Here are the finished, baked charms. The soda beads in the background are what we will make next.

Soda Beads (or Beer Beads depending on the beverage)

This is NOT hard to do! You will be amazed at just how easy it is to deconstruct a can. Cans today are paper thin, this is not your father's tin can! Try it!


  • 1 or 2 empty aluminum cans
  • Bamboo skewer
  • Awl or Ice Pick (pointy object)
  • 1 ft Plastic tubing 1/4" (found in hardware stores, get the smallest size)
  • sharp household scissors
  • safety or regular glasses
  • thin gloves

  1. Wash the can with hot sudsy water. Let dry.
  2. Gather supplies in a place where it's okay if little shards of aluminum fly around. An open trash can nearby is a good idea. Newspaper spread out is good too.
  3. Put on the glasses and gloves.
  4. Punch a hole into the side of the can, near the top or bottom, on outside edge. See how thin it is? Twist a bit to expand the hole.
  5. Push the tip of the scissors into the starter hole and cut along a seam and cut the top and bottom off.

    You should have a rectangle of pretty aluminum. Trim the rough edges.
  6. Roll the can sheet around the bamboo skewer, for just one layer. Cut the can so it slightly overlaps on the skewer. The aluminum will retain it's shape. Press it well with your fingers until it is a tube.
  7. Push the wrapped skewer into the plastic tubing. Note the length of these are up to you. I make the beads as long as I can and then later cut them into smaller sizes as needed. You can cut the length to make it easier to work with now. You'll have to twist and push a bit to get the skewer into the tube. It won't go all the way.

_ _ _ _ _

Task instructions
[a] Can you quote the soda bead instructions, starting at the words "6. Roll the" and stopping after "it is a tube."?
[b] Could you continue the soda bead instructions from the point where they stop?

_ _ _ _ _

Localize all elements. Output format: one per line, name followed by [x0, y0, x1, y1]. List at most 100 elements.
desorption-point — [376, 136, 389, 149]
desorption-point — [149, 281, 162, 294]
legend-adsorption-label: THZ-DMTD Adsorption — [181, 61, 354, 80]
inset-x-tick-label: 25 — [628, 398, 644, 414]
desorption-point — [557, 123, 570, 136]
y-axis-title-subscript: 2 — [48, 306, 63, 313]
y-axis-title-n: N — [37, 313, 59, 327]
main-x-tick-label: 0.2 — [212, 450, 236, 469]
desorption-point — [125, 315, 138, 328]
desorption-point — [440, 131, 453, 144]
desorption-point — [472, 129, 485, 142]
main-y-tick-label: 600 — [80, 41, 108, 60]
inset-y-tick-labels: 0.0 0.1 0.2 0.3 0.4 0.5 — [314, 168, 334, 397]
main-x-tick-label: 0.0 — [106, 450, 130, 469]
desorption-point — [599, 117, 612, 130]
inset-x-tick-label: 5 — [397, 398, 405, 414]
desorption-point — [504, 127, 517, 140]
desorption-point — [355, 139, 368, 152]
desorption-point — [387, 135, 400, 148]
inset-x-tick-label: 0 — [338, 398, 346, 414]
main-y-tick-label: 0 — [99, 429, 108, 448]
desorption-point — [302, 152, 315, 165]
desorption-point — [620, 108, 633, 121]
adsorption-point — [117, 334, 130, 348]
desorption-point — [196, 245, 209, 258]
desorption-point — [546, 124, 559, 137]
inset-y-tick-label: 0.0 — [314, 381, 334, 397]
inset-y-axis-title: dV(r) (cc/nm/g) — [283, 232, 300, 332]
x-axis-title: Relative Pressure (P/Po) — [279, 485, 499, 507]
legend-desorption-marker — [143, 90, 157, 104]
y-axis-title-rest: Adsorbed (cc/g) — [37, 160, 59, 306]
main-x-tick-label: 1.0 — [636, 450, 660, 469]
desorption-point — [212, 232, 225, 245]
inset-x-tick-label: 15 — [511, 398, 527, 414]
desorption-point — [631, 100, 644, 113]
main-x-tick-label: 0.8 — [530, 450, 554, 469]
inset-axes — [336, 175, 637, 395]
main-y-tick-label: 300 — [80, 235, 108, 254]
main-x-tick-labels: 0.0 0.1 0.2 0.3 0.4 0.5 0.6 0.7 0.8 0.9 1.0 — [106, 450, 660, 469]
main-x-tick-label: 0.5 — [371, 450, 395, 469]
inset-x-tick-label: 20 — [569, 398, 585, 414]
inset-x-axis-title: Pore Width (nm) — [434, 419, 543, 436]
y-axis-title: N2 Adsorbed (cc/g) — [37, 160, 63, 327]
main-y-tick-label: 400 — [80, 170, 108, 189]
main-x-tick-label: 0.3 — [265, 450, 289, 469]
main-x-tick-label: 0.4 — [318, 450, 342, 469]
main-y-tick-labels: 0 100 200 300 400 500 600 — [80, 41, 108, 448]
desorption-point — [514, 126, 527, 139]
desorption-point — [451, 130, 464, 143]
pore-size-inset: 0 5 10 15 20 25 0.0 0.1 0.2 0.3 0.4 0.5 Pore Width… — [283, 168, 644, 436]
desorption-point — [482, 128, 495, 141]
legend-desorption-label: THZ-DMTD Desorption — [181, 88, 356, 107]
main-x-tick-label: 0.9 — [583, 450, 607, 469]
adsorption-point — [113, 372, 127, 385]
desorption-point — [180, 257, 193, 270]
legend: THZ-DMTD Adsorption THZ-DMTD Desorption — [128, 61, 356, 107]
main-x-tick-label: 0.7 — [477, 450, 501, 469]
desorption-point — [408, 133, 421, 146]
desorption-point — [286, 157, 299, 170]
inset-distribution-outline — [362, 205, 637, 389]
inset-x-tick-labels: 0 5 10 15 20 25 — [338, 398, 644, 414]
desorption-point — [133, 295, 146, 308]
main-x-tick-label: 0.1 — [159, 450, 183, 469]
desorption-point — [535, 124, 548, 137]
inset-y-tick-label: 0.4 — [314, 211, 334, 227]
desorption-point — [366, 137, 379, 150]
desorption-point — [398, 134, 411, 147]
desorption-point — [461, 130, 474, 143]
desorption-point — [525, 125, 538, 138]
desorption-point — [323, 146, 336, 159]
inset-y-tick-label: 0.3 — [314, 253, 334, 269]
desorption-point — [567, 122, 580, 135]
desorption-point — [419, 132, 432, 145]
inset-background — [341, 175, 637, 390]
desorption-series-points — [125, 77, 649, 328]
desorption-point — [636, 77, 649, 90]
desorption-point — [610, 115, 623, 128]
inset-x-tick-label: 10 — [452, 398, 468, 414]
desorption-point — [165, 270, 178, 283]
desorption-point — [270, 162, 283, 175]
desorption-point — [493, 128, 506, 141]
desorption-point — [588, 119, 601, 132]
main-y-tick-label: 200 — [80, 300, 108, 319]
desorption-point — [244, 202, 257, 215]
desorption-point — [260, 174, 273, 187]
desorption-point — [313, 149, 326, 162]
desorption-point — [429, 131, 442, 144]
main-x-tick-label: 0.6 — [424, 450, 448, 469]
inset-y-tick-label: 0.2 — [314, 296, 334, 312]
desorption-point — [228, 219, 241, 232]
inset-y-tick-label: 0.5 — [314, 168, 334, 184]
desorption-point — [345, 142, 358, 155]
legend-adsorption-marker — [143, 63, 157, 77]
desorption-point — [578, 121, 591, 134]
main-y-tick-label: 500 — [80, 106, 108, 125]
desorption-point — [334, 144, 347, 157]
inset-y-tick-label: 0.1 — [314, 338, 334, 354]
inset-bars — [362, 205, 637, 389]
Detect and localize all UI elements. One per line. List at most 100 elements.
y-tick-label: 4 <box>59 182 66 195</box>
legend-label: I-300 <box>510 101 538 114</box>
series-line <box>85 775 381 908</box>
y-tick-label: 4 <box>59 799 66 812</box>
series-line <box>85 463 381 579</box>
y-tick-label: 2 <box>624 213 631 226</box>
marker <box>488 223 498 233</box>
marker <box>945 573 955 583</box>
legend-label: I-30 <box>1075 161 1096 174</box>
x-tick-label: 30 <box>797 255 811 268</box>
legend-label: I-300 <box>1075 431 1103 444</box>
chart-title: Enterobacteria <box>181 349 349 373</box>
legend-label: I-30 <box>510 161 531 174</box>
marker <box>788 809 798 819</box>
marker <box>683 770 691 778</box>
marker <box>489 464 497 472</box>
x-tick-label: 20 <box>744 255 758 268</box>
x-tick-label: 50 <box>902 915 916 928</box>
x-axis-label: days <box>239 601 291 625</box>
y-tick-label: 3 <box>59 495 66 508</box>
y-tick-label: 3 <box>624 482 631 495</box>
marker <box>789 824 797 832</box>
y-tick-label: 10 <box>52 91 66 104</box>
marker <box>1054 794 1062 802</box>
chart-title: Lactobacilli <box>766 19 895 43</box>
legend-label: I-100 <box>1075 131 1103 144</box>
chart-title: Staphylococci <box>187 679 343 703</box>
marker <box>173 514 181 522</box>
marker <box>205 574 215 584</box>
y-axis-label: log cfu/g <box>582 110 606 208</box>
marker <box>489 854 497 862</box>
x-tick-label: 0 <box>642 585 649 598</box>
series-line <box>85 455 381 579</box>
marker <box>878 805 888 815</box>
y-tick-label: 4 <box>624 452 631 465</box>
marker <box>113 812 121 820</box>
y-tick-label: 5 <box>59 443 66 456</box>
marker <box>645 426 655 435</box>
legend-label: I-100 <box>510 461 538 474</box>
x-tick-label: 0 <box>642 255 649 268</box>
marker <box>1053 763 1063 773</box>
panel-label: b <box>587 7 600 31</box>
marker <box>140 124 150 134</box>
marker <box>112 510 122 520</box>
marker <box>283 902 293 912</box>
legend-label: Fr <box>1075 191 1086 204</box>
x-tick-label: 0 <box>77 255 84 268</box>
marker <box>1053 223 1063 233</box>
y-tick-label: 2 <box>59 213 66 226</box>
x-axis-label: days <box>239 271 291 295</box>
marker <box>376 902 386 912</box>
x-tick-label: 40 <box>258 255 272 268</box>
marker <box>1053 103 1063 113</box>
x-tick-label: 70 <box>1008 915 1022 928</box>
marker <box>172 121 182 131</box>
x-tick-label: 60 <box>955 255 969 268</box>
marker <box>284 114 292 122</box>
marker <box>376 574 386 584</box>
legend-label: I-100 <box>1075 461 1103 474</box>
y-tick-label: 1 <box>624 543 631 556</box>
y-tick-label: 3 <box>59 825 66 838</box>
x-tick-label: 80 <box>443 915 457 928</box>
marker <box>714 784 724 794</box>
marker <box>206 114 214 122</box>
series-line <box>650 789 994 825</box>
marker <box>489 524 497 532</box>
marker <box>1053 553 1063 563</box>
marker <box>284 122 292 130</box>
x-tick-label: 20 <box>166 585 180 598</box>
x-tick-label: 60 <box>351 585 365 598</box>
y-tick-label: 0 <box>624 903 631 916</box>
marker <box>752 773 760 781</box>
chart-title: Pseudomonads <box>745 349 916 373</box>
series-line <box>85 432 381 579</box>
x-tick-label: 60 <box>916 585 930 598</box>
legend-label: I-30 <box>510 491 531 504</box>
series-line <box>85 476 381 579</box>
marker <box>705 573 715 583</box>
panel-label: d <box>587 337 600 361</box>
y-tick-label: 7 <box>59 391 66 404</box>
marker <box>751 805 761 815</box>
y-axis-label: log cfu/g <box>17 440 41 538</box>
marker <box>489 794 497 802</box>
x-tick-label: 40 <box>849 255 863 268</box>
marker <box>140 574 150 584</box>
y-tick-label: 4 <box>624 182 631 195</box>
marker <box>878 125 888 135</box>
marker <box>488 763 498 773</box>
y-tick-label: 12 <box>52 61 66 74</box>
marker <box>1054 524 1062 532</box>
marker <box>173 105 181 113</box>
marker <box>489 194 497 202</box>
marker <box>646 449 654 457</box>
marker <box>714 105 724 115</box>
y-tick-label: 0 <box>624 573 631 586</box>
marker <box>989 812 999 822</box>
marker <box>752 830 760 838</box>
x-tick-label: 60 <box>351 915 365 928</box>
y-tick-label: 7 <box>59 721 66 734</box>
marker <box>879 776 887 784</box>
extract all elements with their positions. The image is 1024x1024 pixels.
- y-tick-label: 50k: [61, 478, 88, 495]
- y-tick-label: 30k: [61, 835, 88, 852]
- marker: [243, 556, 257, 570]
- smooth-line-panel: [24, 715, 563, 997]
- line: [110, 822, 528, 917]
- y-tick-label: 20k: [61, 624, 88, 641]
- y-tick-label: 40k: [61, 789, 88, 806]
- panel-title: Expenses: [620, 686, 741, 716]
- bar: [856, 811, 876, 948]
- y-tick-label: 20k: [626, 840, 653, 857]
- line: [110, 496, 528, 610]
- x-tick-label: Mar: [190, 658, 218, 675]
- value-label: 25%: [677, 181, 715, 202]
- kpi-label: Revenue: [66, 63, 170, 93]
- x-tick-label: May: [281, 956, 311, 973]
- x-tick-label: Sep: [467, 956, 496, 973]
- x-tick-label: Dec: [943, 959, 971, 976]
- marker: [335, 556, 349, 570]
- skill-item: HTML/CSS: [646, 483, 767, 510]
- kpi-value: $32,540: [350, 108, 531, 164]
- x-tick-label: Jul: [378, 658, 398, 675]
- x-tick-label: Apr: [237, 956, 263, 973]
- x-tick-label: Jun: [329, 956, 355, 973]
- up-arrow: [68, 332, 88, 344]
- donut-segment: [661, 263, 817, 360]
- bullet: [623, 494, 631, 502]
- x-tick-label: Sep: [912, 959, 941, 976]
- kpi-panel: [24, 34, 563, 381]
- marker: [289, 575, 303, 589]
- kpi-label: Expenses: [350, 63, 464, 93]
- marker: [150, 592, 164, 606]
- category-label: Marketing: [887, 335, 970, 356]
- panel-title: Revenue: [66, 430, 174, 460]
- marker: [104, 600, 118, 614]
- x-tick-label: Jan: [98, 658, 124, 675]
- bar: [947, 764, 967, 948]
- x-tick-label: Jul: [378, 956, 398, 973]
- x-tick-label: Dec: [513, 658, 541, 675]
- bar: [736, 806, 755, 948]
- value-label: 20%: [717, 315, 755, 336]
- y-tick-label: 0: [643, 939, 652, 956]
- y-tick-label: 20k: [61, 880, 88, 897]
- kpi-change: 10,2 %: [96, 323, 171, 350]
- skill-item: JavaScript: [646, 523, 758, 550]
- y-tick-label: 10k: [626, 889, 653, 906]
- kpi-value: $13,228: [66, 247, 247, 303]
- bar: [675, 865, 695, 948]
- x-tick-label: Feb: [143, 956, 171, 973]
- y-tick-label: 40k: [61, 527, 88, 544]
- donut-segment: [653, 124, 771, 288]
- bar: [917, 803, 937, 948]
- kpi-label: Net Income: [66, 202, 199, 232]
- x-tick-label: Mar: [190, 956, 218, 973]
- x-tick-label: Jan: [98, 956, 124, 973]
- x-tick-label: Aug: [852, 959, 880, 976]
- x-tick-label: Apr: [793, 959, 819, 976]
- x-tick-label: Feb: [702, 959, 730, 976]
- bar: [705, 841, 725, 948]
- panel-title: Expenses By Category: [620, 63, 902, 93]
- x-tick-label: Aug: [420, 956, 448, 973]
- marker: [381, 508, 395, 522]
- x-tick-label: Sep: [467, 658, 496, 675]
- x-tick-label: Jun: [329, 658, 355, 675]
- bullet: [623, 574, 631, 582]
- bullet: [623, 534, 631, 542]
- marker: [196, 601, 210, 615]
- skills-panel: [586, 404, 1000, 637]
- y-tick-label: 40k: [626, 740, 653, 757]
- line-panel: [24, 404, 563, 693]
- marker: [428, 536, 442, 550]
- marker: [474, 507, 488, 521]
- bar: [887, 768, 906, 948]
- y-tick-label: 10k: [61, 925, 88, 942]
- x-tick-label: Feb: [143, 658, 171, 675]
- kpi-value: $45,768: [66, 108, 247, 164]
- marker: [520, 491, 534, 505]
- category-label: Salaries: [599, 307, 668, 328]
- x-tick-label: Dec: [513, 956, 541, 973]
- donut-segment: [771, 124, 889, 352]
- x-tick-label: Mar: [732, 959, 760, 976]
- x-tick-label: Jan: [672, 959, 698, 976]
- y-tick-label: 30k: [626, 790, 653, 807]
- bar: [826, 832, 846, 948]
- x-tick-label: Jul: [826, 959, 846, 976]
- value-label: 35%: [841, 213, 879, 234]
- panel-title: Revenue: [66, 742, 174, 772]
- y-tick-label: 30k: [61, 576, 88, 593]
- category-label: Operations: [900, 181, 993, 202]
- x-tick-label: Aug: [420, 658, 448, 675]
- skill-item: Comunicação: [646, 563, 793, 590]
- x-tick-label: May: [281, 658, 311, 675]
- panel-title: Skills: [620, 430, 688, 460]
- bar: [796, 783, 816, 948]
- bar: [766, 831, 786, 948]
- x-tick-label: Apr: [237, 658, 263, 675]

_ _ _ _ _

Numbered answers
[a]
6. Roll the can sheet around the bamboo skewer, for just one layer. Cut the can so it slightly overlaps on the skewer. The aluminum will retain it's shape. Press it well with your fingers until it is a tube.

[b]
  8. Pull the skewer out and the aluminum should still be in the plastic. Cut the plastic to any size. After cutting, re-enfore the holes by twisting the skewer in and out.

Take Out Charms and Soda Beads Necklace and Earrings Set


  • Take-out charms
  • Soda Beads
  • 1mm Leather Lacing - 16-24 inches
  • Hemp or macrame cording
  • 2 foldover crimps
  • 2 jump rings or split rings - small 6mm
  • 2 split rings 14mm
  • 1 lanyard clasp
  • a handful of large holed beads
  • 2 earring wires
  • scissors
  • flat nose pliers

  1. Layout your beads and charms to your design.
  2. Cut the leather or suede lace to your length, allowing an inch or more for your clasps.
  3. Cut 4 inches of hemp for each charm.
  4. Fold the hemp in half and thread through hole in charm. Pull the two strands through and tighten.
  5. String a soda bead above the charm. Tie an overhand knot. Tie onto the leather necklace next to the wood bead. Tie again (double knot).
  6. Repeat until all the beads are strung.
  7. Push all the beads into the center of the leather. Tie an overhand knot on each side, to keep the beads centered.
  8. Attach jump ring and split ring to foldover crimps.
  9. Lay the leather onto the foldover crimp. Using flat nose pliers, push one side of the crimp down onto leather. Fold the other side down on top of the first side. Press tight with the pliers.
  10. Add the lanyard clip.
  11. String two charms and beads as you did for the necklace.
  12. Tie each onto an earring finding.
  13. Trim the hemp, if needed.

Thank you for your interest in creating found object jewelry!

Mother Earth thanks you for recycling!